Work to complete: Retype all material exactly. Pictures stay out of the copy.

Dataset records:
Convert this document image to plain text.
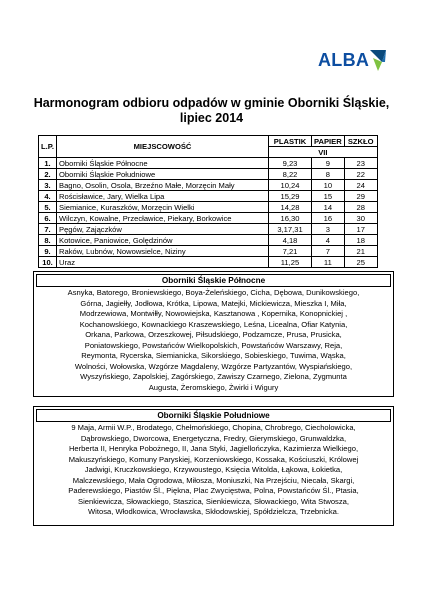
ALBA
Harmonogram odbioru odpadów w gminie Oborniki Śląskie,
lipiec 2014
L.P.	MIEJSCOWOŚĆ	PLASTIK	PAPIER	SZKŁO
		VII		
1.	Oborniki Śląskie Północne	9,23	9	23
2.	Oborniki Śląskie Południowe	8,22	8	22
3.	Bagno, Osolin, Osola, Brzeźno Małe, Morzęcin Mały	10,24	10	24
4.	Rościsławice, Jary, Wielka Lipa	15,29	15	29
5.	Siemianice, Kuraszków, Morzęcin Wielki	14,28	14	28
6.	Wilczyn, Kowalne, Przecławice, Piekary, Borkowice	16,30	16	30
7.	Pęgów, Zajączków	3,17,31	3	17
8.	Kotowice, Paniowice, Golędzinów	4,18	4	18
9.	Raków, Lubnów, Nowowsielce, Niziny	7,21	7	21
10.	Uraz	11,25	11	25
Oborniki Śląskie Północne
Asnyka, Batorego, Broniewskiego, Boya-Żeleńskiego, Cicha, Dębowa, Dunikowskiego,
Górna, Jagiełły, Jodłowa, Krótka, Lipowa, Matejki, Mickiewicza, Mieszka I, Miła,
Modrzewiowa, Montwiłły, Nowowiejska, Kasztanowa , Kopernika, Konopnickiej ,
Kochanowskiego, Kownackiego Kraszewskiego, Leśna, Licealna, Ofiar Katynia,
Orkana, Parkowa, Orzeszkowej, Piłsudskiego, Podzamcze, Prusa, Prusicka,
Poniatowskiego, Powstańców Wielkopolskich, Powstańców Warszawy, Reja,
Reymonta, Rycerska, Siemianicka, Sikorskiego, Sobieskiego, Tuwima, Wąska,
Wolności, Wołowska, Wzgórze Magdaleny, Wzgórze Partyzantów, Wyspiańskiego,
Wyszyńskiego, Zapolskiej, Zagórskiego, Zawiszy Czarnego, Zielona, Zygmunta
Augusta, Żeromskiego, Żwirki i Wigury
Oborniki Śląskie Południowe
9 Maja, Armii W.P., Brodatego, Chełmońskiego, Chopina, Chrobrego, Ciecholowicka,
Dąbrowskiego, Dworcowa, Energetyczna, Fredry, Gierymskiego, Grunwaldzka,
Herberta II, Henryka Pobożnego, II, Jana Styki, Jagiellończyka, Kazimierza Wielkiego,
Makuszyńskiego, Komuny Paryskiej, Korzeniowskiego, Kossaka, Kościuszki, Królowej
Jadwigi, Kruczkowskiego, Krzywoustego, Księcia Witolda, Łąkowa, Łokietka,
Malczewskiego, Mała Ogrodowa, Miłosza, Moniuszki, Na Przejściu, Niecała, Skargi,
Paderewskiego, Piastów Śl., Piękna, Plac Zwycięstwa, Polna, Powstańców Śl., Ptasia,
Sienkiewicza, Słowackiego, Staszica, Sienkiewicza, Słowackiego, Wita Stwosza,
Witosa, Włodkowica, Wrocławska, Skłodowskiej, Spółdzielcza, Trzebnicka.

Completed task:
Convert this document image to plain text.
ALBA
Harmonogram odbioru odpadów w gminie Oborniki Śląskie,
lipiec 2014
L.P.	MIEJSCOWOŚĆ	PLASTIK	PAPIER	SZKŁO
		VII		
1.	Oborniki Śląskie Północne	9,23	9	23
2.	Oborniki Śląskie Południowe	8,22	8	22
3.	Bagno, Osolin, Osola, Brzeźno Małe, Morzęcin Mały	10,24	10	24
4.	Rościsławice, Jary, Wielka Lipa	15,29	15	29
5.	Siemianice, Kuraszków, Morzęcin Wielki	14,28	14	28
6.	Wilczyn, Kowalne, Przecławice, Piekary, Borkowice	16,30	16	30
7.	Pęgów, Zajączków	3,17,31	3	17
8.	Kotowice, Paniowice, Golędzinów	4,18	4	18
9.	Raków, Lubnów, Nowowsielce, Niziny	7,21	7	21
10.	Uraz	11,25	11	25
Oborniki Śląskie Północne
Asnyka, Batorego, Broniewskiego, Boya-Żeleńskiego, Cicha, Dębowa, Dunikowskiego,
Górna, Jagiełły, Jodłowa, Krótka, Lipowa, Matejki, Mickiewicza, Mieszka I, Miła,
Modrzewiowa, Montwiłły, Nowowiejska, Kasztanowa , Kopernika, Konopnickiej ,
Kochanowskiego, Kownackiego Kraszewskiego, Leśna, Licealna, Ofiar Katynia,
Orkana, Parkowa, Orzeszkowej, Piłsudskiego, Podzamcze, Prusa, Prusicka,
Poniatowskiego, Powstańców Wielkopolskich, Powstańców Warszawy, Reja,
Reymonta, Rycerska, Siemianicka, Sikorskiego, Sobieskiego, Tuwima, Wąska,
Wolności, Wołowska, Wzgórze Magdaleny, Wzgórze Partyzantów, Wyspiańskiego,
Wyszyńskiego, Zapolskiej, Zagórskiego, Zawiszy Czarnego, Zielona, Zygmunta
Augusta, Żeromskiego, Żwirki i Wigury
Oborniki Śląskie Południowe
9 Maja, Armii W.P., Brodatego, Chełmońskiego, Chopina, Chrobrego, Ciecholowicka,
Dąbrowskiego, Dworcowa, Energetyczna, Fredry, Gierymskiego, Grunwaldzka,
Herberta II, Henryka Pobożnego, II, Jana Styki, Jagiellończyka, Kazimierza Wielkiego,
Makuszyńskiego, Komuny Paryskiej, Korzeniowskiego, Kossaka, Kościuszki, Królowej
Jadwigi, Kruczkowskiego, Krzywoustego, Księcia Witolda, Łąkowa, Łokietka,
Malczewskiego, Mała Ogrodowa, Miłosza, Moniuszki, Na Przejściu, Niecała, Skargi,
Paderewskiego, Piastów Śl., Piękna, Plac Zwycięstwa, Polna, Powstańców Śl., Ptasia,
Sienkiewicza, Słowackiego, Staszica, Sienkiewicza, Słowackiego, Wita Stwosza,
Witosa, Włodkowica, Wrocławska, Skłodowskiej, Spółdzielcza, Trzebnicka.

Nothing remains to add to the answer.